** start **

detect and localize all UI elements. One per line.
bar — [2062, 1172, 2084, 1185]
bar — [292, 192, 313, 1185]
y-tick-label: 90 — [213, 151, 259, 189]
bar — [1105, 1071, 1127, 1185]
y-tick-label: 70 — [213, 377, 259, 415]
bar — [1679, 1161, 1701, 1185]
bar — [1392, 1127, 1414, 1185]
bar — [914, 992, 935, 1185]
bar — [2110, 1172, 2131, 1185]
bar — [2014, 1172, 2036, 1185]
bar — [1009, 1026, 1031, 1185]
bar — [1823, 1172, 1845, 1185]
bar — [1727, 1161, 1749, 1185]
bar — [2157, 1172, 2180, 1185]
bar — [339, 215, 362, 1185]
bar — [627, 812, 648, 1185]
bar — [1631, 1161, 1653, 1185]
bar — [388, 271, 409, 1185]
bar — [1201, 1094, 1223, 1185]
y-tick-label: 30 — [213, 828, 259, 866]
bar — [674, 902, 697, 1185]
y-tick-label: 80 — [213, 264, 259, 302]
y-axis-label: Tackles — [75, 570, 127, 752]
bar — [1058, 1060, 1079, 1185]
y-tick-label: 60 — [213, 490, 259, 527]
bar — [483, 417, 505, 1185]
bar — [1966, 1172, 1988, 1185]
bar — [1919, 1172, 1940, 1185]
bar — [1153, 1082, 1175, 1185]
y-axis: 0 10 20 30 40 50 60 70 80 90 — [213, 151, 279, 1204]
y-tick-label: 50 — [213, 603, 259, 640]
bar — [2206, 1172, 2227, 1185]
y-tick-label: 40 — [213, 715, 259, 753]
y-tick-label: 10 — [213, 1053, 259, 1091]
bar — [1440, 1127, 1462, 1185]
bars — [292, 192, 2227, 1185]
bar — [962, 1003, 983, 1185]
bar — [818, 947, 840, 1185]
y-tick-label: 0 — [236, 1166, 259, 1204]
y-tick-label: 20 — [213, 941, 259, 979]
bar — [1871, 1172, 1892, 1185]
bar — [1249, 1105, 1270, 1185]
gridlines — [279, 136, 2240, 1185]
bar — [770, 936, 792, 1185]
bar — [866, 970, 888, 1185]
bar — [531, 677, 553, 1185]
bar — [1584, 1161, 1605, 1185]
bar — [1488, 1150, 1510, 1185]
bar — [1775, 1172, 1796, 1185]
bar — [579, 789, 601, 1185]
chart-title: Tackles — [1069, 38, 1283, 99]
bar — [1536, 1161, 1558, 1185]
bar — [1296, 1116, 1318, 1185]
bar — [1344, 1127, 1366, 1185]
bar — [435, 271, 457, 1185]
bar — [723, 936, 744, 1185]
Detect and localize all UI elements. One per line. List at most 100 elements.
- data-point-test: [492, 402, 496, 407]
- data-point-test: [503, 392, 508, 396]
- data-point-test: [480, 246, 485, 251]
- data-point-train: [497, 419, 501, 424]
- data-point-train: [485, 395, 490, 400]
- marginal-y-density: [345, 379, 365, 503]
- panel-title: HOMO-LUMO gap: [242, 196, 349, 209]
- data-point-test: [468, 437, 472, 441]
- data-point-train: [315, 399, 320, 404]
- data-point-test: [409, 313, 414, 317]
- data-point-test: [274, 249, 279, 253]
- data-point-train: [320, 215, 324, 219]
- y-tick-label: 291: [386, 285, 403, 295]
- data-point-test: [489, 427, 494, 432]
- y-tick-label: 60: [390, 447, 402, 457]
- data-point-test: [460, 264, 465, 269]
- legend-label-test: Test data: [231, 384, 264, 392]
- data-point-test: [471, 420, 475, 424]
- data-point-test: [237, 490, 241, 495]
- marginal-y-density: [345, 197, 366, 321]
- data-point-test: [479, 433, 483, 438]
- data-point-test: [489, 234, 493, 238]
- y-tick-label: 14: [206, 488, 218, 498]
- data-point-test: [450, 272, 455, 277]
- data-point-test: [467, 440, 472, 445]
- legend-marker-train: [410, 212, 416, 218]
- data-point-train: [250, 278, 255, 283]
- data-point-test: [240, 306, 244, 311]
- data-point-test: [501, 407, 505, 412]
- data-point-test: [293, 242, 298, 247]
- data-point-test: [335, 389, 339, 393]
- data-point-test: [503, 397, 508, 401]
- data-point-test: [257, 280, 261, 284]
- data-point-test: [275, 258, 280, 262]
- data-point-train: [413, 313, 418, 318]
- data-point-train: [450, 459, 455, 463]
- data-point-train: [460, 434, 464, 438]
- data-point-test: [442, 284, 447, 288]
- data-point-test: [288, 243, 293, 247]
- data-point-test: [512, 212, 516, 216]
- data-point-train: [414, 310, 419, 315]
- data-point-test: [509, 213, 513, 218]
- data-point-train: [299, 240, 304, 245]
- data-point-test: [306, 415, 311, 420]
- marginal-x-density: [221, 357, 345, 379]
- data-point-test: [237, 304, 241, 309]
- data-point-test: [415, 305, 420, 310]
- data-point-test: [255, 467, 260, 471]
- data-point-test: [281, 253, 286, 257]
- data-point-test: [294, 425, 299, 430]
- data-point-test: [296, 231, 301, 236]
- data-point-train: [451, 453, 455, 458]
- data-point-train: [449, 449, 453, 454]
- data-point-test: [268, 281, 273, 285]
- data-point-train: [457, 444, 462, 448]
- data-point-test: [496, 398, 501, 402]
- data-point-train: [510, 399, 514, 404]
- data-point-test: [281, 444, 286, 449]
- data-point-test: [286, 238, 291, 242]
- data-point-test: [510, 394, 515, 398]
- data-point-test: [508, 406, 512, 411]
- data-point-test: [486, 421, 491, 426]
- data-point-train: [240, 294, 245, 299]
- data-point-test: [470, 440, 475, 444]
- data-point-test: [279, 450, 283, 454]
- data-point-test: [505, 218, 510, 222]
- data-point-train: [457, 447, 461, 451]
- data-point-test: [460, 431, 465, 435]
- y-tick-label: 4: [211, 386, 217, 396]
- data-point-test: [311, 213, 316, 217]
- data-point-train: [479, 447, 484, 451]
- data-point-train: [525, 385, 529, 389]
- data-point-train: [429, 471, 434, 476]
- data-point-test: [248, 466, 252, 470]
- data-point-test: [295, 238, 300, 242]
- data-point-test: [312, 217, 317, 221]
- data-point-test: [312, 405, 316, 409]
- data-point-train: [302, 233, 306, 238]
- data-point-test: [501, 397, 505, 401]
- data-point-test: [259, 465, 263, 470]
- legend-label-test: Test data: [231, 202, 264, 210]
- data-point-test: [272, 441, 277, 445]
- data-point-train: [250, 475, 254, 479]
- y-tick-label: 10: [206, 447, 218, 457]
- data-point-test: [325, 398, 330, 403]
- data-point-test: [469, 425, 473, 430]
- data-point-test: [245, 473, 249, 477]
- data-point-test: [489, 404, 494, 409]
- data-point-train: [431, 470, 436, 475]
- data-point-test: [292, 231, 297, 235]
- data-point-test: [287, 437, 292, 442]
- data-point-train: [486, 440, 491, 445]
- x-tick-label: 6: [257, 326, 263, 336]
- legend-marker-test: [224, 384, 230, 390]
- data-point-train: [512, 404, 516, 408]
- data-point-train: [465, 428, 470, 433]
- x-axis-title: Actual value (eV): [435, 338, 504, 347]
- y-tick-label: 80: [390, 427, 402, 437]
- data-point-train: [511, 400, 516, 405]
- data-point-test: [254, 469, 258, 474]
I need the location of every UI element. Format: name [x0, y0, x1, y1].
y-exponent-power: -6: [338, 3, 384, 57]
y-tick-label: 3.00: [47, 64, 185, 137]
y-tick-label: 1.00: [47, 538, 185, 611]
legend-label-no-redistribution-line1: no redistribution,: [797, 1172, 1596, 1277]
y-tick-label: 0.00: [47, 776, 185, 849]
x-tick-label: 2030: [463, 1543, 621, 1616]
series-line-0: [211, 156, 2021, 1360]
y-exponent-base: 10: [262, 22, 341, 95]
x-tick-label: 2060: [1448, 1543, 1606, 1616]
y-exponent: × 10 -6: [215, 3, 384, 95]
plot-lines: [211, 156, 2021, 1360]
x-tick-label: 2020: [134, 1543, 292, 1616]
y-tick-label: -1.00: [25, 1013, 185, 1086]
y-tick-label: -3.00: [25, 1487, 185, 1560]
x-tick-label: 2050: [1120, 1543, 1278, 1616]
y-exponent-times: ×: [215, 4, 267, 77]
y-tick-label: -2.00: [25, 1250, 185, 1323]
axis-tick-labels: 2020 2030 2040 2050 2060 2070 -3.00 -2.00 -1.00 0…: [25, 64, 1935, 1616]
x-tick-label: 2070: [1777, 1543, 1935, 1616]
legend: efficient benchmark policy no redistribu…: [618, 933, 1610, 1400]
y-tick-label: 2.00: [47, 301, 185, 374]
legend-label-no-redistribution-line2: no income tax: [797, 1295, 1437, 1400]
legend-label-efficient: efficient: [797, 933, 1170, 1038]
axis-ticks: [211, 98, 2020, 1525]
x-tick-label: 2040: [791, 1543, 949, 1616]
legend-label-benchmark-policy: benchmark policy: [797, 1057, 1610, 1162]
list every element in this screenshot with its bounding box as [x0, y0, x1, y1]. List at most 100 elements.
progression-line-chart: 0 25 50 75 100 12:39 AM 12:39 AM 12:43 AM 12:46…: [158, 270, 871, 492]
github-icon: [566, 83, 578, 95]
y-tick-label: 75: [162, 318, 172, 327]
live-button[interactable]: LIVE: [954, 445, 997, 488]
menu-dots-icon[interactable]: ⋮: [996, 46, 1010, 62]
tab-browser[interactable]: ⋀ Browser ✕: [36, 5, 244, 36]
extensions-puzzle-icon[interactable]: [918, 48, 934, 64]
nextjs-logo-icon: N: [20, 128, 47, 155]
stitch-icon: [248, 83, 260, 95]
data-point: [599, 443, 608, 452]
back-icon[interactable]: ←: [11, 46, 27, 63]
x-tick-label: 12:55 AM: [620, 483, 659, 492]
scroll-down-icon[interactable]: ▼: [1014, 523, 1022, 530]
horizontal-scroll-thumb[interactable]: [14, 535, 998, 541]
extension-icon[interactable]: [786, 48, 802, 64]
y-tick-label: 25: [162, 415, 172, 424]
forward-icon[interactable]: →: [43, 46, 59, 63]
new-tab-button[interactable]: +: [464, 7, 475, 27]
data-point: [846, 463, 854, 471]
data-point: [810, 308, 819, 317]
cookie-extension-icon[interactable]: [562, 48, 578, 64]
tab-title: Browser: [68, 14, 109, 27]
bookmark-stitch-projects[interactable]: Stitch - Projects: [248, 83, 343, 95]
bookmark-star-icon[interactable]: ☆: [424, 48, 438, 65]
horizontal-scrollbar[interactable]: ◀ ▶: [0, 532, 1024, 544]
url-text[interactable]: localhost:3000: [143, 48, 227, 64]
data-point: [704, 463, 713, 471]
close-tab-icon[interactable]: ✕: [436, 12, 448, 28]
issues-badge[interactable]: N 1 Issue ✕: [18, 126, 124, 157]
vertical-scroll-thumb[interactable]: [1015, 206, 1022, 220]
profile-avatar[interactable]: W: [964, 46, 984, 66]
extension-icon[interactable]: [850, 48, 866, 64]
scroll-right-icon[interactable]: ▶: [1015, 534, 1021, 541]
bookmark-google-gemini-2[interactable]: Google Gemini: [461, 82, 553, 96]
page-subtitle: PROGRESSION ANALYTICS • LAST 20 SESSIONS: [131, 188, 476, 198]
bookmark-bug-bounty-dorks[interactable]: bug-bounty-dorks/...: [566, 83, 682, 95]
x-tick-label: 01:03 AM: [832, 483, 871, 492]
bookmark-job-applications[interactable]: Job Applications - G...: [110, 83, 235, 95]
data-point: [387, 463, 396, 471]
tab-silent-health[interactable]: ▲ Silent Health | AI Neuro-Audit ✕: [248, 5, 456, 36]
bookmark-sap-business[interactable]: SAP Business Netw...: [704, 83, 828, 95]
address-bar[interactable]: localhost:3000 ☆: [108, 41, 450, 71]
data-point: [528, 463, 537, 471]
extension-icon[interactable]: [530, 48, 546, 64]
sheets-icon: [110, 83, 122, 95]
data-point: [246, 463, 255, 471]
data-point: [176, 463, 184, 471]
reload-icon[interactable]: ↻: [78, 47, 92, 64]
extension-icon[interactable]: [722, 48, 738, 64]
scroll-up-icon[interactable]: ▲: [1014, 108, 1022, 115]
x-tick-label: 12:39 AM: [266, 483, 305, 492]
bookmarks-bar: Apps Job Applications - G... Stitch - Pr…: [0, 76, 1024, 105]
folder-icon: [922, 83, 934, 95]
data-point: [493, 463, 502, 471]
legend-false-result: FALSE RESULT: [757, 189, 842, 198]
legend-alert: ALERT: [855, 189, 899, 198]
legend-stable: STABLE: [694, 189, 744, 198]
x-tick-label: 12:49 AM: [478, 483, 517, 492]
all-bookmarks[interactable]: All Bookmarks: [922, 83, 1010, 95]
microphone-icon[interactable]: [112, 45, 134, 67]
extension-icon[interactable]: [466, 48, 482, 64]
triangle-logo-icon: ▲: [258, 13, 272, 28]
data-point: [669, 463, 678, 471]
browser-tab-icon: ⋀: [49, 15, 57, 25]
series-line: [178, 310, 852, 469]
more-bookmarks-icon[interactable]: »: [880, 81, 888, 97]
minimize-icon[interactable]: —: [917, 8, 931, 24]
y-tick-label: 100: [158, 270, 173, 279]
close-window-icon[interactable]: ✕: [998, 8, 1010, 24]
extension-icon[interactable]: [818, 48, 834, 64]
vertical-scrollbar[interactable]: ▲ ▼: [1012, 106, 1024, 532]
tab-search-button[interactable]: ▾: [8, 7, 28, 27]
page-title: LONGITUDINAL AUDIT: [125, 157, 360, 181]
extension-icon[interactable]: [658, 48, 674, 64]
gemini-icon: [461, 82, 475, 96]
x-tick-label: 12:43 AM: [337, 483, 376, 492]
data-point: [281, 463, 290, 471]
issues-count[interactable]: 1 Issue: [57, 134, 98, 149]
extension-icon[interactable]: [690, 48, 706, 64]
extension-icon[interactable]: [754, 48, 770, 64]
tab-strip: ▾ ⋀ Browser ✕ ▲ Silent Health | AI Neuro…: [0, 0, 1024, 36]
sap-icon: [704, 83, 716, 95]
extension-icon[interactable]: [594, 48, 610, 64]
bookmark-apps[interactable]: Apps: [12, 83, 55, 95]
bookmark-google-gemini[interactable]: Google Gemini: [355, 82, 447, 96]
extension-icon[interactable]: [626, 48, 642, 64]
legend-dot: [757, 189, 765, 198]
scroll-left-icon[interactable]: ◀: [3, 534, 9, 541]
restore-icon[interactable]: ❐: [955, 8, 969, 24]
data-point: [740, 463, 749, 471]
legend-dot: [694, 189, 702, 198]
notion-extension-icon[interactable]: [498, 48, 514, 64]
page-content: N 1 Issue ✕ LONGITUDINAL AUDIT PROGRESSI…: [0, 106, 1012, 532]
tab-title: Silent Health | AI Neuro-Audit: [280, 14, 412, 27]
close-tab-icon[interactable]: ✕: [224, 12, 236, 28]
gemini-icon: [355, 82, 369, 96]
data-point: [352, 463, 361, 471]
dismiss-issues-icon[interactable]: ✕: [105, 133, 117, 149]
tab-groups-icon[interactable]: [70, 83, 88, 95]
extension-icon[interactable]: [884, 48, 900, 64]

** end **

Return, unchanged, the stretch of lines from the first one in the records through the line containing "bar — [435, 271, 457, 1185]", including both.

detect and localize all UI elements. One per line.
bar — [2062, 1172, 2084, 1185]
bar — [292, 192, 313, 1185]
y-tick-label: 90 — [213, 151, 259, 189]
bar — [1105, 1071, 1127, 1185]
y-tick-label: 70 — [213, 377, 259, 415]
bar — [1679, 1161, 1701, 1185]
bar — [1392, 1127, 1414, 1185]
bar — [914, 992, 935, 1185]
bar — [2110, 1172, 2131, 1185]
bar — [2014, 1172, 2036, 1185]
bar — [1009, 1026, 1031, 1185]
bar — [1823, 1172, 1845, 1185]
bar — [1727, 1161, 1749, 1185]
bar — [2157, 1172, 2180, 1185]
bar — [339, 215, 362, 1185]
bar — [627, 812, 648, 1185]
bar — [1631, 1161, 1653, 1185]
bar — [388, 271, 409, 1185]
bar — [1201, 1094, 1223, 1185]
y-tick-label: 30 — [213, 828, 259, 866]
bar — [674, 902, 697, 1185]
y-tick-label: 80 — [213, 264, 259, 302]
y-axis-label: Tackles — [75, 570, 127, 752]
bar — [1058, 1060, 1079, 1185]
y-tick-label: 60 — [213, 490, 259, 527]
bar — [483, 417, 505, 1185]
bar — [1966, 1172, 1988, 1185]
bar — [1919, 1172, 1940, 1185]
bar — [1153, 1082, 1175, 1185]
y-axis: 0 10 20 30 40 50 60 70 80 90 — [213, 151, 279, 1204]
y-tick-label: 50 — [213, 603, 259, 640]
bar — [2206, 1172, 2227, 1185]
y-tick-label: 40 — [213, 715, 259, 753]
y-tick-label: 10 — [213, 1053, 259, 1091]
bar — [1440, 1127, 1462, 1185]
bars — [292, 192, 2227, 1185]
bar — [962, 1003, 983, 1185]
bar — [818, 947, 840, 1185]
y-tick-label: 0 — [236, 1166, 259, 1204]
y-tick-label: 20 — [213, 941, 259, 979]
bar — [1871, 1172, 1892, 1185]
bar — [1249, 1105, 1270, 1185]
gridlines — [279, 136, 2240, 1185]
bar — [770, 936, 792, 1185]
bar — [866, 970, 888, 1185]
bar — [531, 677, 553, 1185]
bar — [1584, 1161, 1605, 1185]
bar — [1488, 1150, 1510, 1185]
bar — [1775, 1172, 1796, 1185]
bar — [579, 789, 601, 1185]
chart-title: Tackles — [1069, 38, 1283, 99]
bar — [1536, 1161, 1558, 1185]
bar — [1296, 1116, 1318, 1185]
bar — [1344, 1127, 1366, 1185]
bar — [435, 271, 457, 1185]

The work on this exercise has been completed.